::: DATA SHOWN :::

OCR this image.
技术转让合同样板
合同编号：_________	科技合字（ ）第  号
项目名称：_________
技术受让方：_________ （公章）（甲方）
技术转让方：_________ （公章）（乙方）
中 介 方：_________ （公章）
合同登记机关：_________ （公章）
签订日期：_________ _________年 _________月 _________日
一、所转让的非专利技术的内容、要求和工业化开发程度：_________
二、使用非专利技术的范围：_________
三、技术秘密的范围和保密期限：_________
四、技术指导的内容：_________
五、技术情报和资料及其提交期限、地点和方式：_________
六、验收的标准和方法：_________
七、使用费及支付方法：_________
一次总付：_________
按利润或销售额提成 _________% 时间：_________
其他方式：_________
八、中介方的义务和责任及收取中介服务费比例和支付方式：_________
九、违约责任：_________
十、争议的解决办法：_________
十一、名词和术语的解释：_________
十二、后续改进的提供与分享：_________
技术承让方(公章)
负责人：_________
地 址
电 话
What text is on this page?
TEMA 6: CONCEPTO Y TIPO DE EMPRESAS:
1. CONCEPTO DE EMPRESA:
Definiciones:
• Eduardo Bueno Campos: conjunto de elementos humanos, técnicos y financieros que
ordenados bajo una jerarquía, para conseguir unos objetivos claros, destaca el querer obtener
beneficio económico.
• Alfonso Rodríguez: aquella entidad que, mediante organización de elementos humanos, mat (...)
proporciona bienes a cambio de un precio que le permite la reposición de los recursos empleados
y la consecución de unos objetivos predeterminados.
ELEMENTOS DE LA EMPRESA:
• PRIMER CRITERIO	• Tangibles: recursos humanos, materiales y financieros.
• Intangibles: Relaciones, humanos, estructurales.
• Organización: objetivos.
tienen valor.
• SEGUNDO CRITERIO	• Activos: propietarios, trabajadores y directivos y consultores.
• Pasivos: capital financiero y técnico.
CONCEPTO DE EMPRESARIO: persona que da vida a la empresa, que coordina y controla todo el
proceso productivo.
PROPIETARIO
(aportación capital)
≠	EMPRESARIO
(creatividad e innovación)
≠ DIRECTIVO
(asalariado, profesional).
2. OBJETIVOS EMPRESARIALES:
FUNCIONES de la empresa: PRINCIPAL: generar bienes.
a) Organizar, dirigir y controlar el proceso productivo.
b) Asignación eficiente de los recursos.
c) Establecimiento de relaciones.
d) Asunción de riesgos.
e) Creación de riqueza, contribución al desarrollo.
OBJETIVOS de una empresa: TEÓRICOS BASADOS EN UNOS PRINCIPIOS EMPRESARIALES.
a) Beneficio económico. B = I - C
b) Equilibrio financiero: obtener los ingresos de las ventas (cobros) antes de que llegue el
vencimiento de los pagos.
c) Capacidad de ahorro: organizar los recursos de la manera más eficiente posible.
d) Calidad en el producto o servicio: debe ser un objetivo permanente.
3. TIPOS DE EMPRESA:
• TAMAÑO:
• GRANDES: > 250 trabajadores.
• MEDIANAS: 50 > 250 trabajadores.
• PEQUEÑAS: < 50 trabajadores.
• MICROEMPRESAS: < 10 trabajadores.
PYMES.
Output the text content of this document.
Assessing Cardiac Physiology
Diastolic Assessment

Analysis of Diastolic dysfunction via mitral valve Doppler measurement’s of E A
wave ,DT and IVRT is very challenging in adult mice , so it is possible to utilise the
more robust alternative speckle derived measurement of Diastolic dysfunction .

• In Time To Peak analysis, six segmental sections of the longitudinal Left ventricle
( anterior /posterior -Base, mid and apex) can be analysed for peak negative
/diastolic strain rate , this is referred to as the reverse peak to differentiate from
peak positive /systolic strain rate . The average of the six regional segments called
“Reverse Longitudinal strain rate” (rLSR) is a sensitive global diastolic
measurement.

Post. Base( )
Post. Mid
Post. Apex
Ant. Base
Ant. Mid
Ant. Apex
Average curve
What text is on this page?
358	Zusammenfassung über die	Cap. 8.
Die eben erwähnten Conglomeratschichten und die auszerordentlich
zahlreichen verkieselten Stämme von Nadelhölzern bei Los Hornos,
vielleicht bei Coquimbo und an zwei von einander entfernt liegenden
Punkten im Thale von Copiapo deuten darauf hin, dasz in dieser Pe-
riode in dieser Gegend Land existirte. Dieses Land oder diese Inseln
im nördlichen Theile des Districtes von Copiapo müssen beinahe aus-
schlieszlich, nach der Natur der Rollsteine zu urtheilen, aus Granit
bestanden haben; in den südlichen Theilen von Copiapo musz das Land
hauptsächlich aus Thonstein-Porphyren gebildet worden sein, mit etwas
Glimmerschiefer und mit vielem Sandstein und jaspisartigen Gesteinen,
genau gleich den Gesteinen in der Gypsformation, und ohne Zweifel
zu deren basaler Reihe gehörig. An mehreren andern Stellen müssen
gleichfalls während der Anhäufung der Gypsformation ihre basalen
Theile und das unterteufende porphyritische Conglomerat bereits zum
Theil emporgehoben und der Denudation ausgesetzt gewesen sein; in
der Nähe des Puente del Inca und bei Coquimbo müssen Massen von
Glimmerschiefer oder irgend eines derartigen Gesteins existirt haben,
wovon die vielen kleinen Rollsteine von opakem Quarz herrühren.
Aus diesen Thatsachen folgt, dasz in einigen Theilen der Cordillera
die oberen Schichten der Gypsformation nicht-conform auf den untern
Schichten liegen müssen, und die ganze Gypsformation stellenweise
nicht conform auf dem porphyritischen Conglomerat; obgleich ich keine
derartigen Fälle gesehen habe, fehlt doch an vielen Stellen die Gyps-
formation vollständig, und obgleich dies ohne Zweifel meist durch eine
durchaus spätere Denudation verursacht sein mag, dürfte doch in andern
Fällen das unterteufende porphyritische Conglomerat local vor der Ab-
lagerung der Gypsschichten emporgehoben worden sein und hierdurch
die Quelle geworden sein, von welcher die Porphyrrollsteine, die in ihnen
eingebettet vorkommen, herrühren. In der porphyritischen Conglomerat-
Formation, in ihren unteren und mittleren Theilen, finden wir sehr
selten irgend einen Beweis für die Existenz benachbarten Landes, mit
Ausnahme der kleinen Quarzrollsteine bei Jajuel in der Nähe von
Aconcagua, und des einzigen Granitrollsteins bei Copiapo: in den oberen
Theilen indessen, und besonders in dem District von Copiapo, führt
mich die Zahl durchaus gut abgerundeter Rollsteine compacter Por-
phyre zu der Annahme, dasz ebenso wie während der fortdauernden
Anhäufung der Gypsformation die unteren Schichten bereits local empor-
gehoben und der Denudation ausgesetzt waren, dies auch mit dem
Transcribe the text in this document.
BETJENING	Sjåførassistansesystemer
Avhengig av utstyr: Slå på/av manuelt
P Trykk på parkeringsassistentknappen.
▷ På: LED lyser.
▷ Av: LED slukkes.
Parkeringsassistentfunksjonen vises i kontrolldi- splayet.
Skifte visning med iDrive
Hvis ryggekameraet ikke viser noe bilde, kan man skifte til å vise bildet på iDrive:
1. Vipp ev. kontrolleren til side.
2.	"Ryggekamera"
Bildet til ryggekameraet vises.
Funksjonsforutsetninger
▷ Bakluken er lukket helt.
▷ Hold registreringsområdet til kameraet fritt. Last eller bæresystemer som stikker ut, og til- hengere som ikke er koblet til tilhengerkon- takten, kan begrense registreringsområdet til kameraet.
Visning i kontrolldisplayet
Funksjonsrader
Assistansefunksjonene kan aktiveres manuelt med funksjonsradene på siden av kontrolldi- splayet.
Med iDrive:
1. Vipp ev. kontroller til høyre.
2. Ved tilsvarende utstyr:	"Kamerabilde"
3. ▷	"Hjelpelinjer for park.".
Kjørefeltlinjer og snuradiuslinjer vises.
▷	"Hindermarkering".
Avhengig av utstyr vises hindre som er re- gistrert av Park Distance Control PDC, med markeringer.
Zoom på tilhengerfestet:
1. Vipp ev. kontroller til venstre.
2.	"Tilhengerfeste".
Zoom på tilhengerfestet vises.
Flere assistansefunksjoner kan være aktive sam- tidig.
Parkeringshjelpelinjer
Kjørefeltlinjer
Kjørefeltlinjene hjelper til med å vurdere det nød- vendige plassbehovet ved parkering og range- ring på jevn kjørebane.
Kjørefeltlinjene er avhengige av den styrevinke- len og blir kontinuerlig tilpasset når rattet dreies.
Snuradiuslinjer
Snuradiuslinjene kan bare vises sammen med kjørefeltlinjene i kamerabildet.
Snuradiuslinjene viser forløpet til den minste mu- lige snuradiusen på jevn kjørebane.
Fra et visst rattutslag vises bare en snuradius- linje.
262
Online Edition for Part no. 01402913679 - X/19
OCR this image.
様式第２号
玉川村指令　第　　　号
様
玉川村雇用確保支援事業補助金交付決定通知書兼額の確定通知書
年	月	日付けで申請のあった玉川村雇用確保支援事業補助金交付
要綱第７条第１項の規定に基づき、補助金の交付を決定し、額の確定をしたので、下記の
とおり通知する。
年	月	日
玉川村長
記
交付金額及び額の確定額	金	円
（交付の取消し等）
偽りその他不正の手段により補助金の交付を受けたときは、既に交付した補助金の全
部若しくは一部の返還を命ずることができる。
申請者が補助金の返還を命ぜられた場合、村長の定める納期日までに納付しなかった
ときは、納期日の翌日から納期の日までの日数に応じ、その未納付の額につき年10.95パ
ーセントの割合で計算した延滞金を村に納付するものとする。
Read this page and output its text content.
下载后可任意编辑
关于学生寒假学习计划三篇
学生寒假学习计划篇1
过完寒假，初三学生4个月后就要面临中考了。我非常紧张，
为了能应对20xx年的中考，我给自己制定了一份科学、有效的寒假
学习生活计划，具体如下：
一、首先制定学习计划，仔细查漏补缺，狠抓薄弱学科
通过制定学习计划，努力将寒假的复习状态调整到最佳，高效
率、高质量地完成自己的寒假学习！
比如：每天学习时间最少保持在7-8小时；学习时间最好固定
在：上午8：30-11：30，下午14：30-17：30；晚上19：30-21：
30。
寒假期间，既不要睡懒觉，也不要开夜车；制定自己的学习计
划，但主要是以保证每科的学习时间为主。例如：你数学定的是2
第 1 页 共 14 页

:::

Copy out every line holding the string "document".

### RESULT OF THE TASK
Output the text content of this document.
Transcribe the text in this document.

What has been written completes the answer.